[EXERCISE DETAILS]: Using the entries that follow, state how many lines contain the word "habla". The response is that number and nothing more.

[DATASET RECORDS]:
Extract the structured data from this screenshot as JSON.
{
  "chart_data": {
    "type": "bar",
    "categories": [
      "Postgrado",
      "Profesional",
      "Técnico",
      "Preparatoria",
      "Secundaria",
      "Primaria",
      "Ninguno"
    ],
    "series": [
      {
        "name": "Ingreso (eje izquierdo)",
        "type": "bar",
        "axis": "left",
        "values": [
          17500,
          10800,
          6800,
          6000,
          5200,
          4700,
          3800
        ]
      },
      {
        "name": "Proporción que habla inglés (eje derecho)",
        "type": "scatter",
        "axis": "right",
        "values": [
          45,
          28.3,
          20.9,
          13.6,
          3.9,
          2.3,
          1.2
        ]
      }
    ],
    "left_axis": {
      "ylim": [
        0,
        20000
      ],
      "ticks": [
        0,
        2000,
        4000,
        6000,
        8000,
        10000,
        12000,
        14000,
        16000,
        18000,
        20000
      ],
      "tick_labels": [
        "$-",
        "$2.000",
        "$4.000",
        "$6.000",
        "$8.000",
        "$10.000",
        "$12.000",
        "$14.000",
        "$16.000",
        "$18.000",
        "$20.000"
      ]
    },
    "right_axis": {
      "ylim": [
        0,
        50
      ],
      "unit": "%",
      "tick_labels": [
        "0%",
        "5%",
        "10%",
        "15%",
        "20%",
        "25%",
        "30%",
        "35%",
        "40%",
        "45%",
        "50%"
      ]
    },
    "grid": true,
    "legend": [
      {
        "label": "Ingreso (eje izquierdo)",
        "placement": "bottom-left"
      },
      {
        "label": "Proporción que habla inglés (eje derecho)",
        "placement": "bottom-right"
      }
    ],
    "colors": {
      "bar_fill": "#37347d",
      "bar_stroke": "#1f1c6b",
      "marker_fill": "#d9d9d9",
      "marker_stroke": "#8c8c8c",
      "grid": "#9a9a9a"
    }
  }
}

[OUTPUT]: 2